▶ [Set task]
Work out how many lines of the listing hold the string "this". Answer with that number alone.

▶ [Dataset]
========================

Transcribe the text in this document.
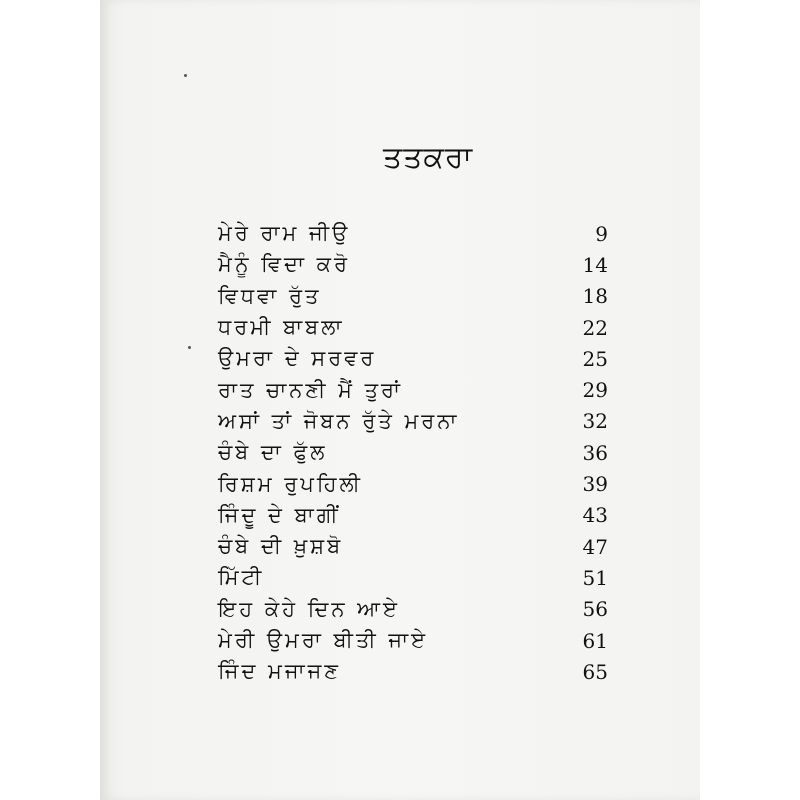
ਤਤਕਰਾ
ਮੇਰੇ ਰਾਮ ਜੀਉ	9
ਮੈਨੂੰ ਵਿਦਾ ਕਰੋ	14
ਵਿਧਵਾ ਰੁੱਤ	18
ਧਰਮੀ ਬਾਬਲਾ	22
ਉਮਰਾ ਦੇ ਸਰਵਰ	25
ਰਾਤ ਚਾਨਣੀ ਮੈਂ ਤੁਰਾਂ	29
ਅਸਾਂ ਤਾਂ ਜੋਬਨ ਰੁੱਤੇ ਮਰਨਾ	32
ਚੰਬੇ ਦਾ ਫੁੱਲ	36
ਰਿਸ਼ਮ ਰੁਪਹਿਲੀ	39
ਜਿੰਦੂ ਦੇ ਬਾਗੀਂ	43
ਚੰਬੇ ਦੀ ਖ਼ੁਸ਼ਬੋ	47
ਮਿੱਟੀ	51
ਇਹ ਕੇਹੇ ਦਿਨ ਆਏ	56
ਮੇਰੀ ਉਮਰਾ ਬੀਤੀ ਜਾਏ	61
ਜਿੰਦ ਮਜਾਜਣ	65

========================

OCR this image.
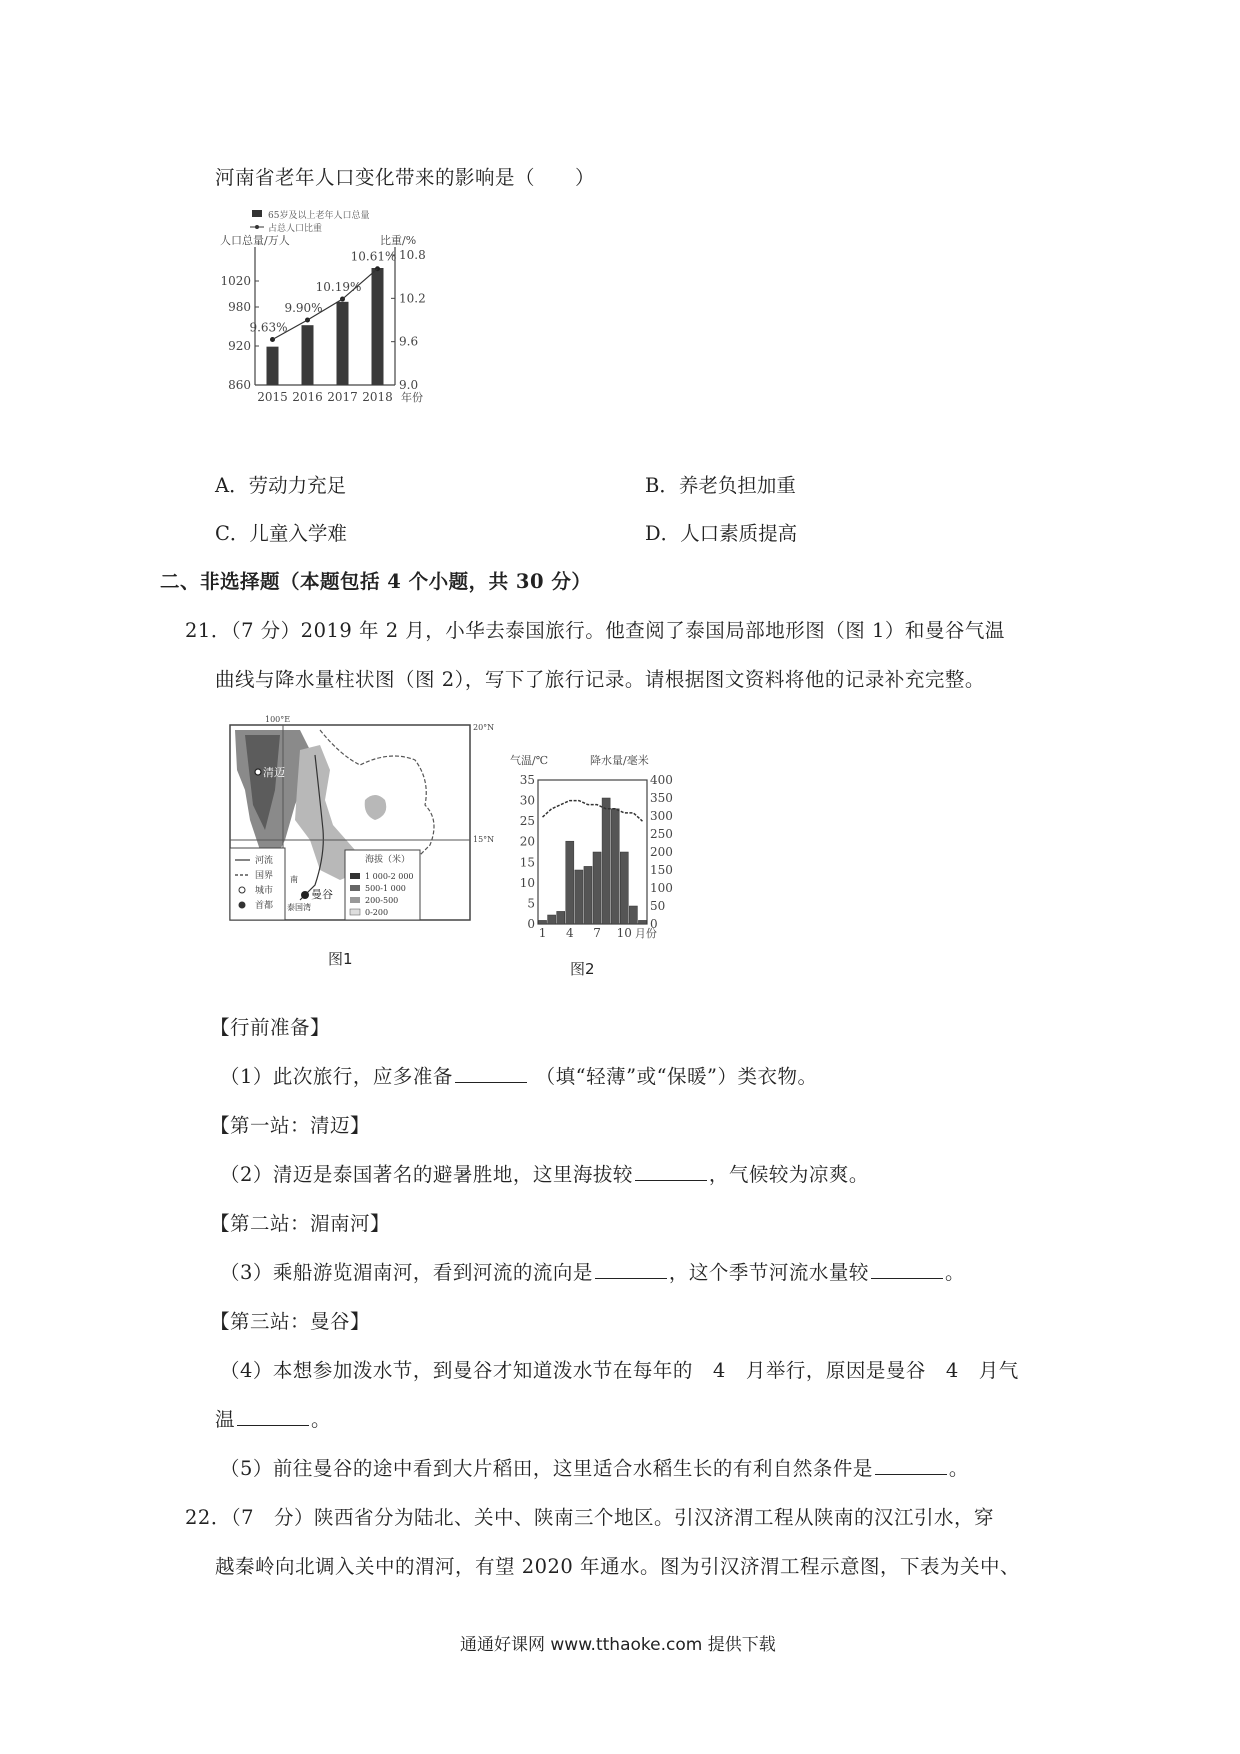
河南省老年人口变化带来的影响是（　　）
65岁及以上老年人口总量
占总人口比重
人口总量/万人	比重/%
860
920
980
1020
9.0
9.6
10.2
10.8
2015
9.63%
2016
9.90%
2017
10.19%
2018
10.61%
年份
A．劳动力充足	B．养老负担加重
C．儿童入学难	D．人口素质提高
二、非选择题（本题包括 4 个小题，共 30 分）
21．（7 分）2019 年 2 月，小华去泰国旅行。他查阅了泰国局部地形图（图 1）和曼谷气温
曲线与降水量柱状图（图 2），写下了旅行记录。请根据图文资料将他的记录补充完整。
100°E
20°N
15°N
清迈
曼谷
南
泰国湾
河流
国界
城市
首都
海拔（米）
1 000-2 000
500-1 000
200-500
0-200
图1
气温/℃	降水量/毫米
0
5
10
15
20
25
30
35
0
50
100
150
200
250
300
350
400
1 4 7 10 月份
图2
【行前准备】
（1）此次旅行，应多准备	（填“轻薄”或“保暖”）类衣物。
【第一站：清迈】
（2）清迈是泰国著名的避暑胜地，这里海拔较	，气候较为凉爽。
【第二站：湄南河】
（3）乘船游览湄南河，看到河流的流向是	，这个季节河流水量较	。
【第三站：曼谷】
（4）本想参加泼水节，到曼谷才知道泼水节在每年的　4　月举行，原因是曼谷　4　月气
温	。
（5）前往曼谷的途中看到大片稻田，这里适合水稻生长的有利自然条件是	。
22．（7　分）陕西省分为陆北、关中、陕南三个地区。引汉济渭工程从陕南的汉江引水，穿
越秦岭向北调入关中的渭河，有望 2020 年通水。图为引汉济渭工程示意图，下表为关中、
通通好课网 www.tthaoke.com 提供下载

========================

▶ [Answer]
2